STATED TASK
Without any pictures, reproduce exactly the lines running from the line containing "Decode this image" through the end of the entries.

--- Begin DATA TO USE ---

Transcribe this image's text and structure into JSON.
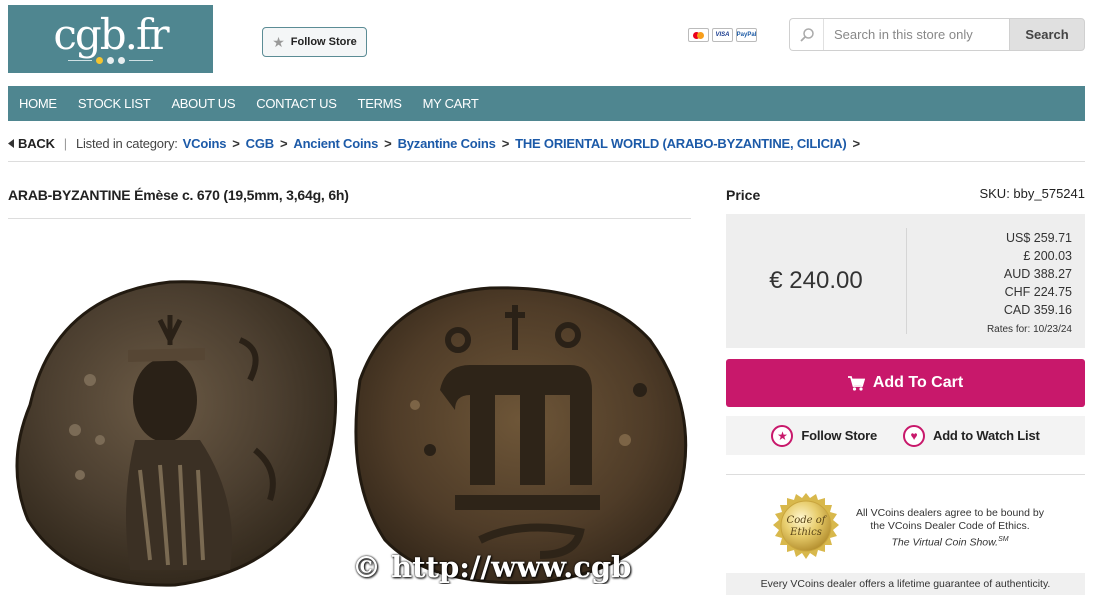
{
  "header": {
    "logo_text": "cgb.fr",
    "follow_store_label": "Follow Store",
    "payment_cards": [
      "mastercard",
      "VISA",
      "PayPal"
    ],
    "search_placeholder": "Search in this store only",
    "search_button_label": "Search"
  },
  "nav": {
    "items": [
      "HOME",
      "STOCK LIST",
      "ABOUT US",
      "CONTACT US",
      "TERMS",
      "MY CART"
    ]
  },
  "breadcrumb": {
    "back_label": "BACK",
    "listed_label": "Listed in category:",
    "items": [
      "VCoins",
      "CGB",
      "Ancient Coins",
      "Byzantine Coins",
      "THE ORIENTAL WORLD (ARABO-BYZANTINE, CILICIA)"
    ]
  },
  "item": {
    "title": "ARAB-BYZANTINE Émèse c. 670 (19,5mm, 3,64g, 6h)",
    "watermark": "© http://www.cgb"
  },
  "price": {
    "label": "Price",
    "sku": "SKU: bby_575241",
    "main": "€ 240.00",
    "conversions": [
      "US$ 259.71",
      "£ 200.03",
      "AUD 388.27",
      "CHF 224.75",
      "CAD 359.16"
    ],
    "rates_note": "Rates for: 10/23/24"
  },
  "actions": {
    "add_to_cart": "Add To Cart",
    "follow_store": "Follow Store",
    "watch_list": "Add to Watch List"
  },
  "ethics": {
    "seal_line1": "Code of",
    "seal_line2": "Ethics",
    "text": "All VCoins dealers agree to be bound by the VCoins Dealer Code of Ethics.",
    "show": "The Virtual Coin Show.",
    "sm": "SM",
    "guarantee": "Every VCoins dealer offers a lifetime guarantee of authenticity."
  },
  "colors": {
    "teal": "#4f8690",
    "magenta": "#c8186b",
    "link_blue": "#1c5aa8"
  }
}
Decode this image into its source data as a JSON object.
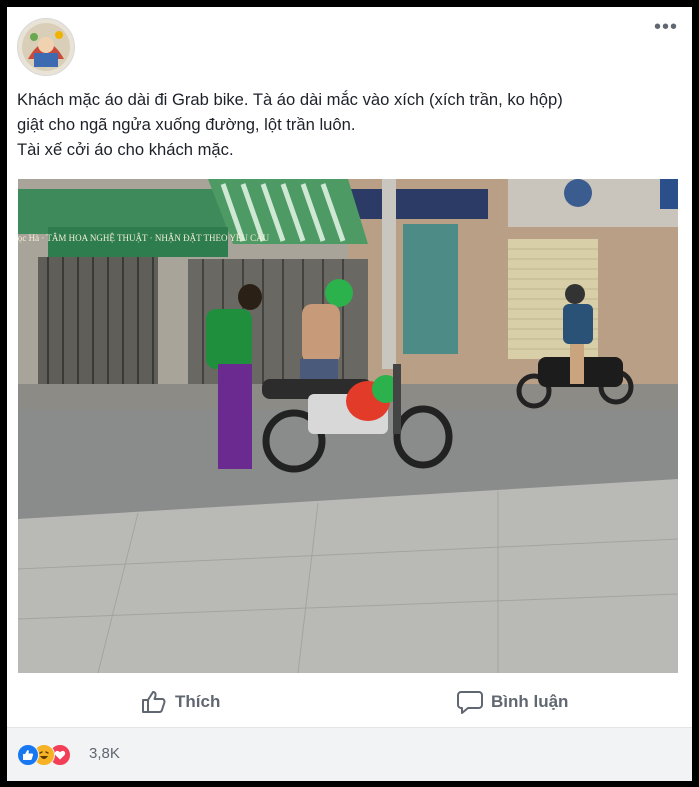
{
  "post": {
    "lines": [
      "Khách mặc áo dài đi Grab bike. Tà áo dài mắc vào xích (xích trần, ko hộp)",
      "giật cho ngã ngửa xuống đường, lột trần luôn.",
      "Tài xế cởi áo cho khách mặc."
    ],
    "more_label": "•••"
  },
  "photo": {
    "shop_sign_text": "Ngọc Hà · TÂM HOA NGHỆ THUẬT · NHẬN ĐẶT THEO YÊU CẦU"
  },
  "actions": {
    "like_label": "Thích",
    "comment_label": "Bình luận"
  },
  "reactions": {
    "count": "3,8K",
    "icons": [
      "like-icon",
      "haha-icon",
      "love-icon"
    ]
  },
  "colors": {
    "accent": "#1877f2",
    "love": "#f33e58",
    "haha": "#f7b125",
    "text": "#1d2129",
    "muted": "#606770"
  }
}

--- End DATA TO USE ---

CORRECT ANSWER
Decode this image into its source data as a JSON object.
{
  "post": {
    "lines": [
      "Khách mặc áo dài đi Grab bike. Tà áo dài mắc vào xích (xích trần, ko hộp)",
      "giật cho ngã ngửa xuống đường, lột trần luôn.",
      "Tài xế cởi áo cho khách mặc."
    ],
    "more_label": "•••"
  },
  "photo": {
    "shop_sign_text": "Ngọc Hà · TÂM HOA NGHỆ THUẬT · NHẬN ĐẶT THEO YÊU CẦU"
  },
  "actions": {
    "like_label": "Thích",
    "comment_label": "Bình luận"
  },
  "reactions": {
    "count": "3,8K",
    "icons": [
      "like-icon",
      "haha-icon",
      "love-icon"
    ]
  },
  "colors": {
    "accent": "#1877f2",
    "love": "#f33e58",
    "haha": "#f7b125",
    "text": "#1d2129",
    "muted": "#606770"
  }
}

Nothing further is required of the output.